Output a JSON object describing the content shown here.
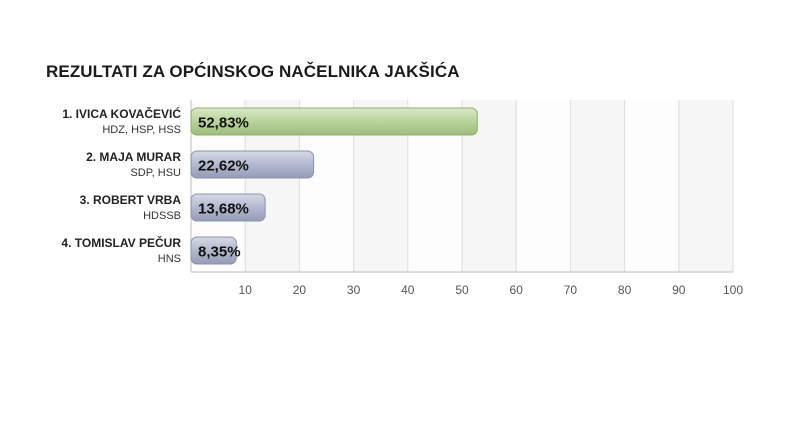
{
  "chart_data": {
    "type": "bar",
    "orientation": "horizontal",
    "title": "REZULTATI ZA OPĆINSKOG NAČELNIKA JAKŠIĆA",
    "xlabel": "",
    "ylabel": "",
    "xlim": [
      0,
      100
    ],
    "ticks": [
      10,
      20,
      30,
      40,
      50,
      60,
      70,
      80,
      90,
      100
    ],
    "grid": true,
    "categories": [
      {
        "name": "1. IVICA KOVAČEVIĆ",
        "party": "HDZ, HSP, HSS",
        "value": 52.83,
        "label": "52,83%",
        "color": "#b9d39a"
      },
      {
        "name": "2. MAJA MURAR",
        "party": "SDP, HSU",
        "value": 22.62,
        "label": "22,62%",
        "color": "#b2b8ce"
      },
      {
        "name": "3. ROBERT VRBA",
        "party": "HDSSB",
        "value": 13.68,
        "label": "13,68%",
        "color": "#b2b8ce"
      },
      {
        "name": "4. TOMISLAV PEČUR",
        "party": "HNS",
        "value": 8.35,
        "label": "8,35%",
        "color": "#b2b8ce"
      }
    ]
  }
}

__The request__. Leave the pictures out and write out every entry exactly as given.

__Solution__.
Output a JSON object describing the content shown here.
{
  "chart_data": {
    "type": "bar",
    "orientation": "horizontal",
    "title": "REZULTATI ZA OPĆINSKOG NAČELNIKA JAKŠIĆA",
    "xlabel": "",
    "ylabel": "",
    "xlim": [
      0,
      100
    ],
    "ticks": [
      10,
      20,
      30,
      40,
      50,
      60,
      70,
      80,
      90,
      100
    ],
    "grid": true,
    "categories": [
      {
        "name": "1. IVICA KOVAČEVIĆ",
        "party": "HDZ, HSP, HSS",
        "value": 52.83,
        "label": "52,83%",
        "color": "#b9d39a"
      },
      {
        "name": "2. MAJA MURAR",
        "party": "SDP, HSU",
        "value": 22.62,
        "label": "22,62%",
        "color": "#b2b8ce"
      },
      {
        "name": "3. ROBERT VRBA",
        "party": "HDSSB",
        "value": 13.68,
        "label": "13,68%",
        "color": "#b2b8ce"
      },
      {
        "name": "4. TOMISLAV PEČUR",
        "party": "HNS",
        "value": 8.35,
        "label": "8,35%",
        "color": "#b2b8ce"
      }
    ]
  }
}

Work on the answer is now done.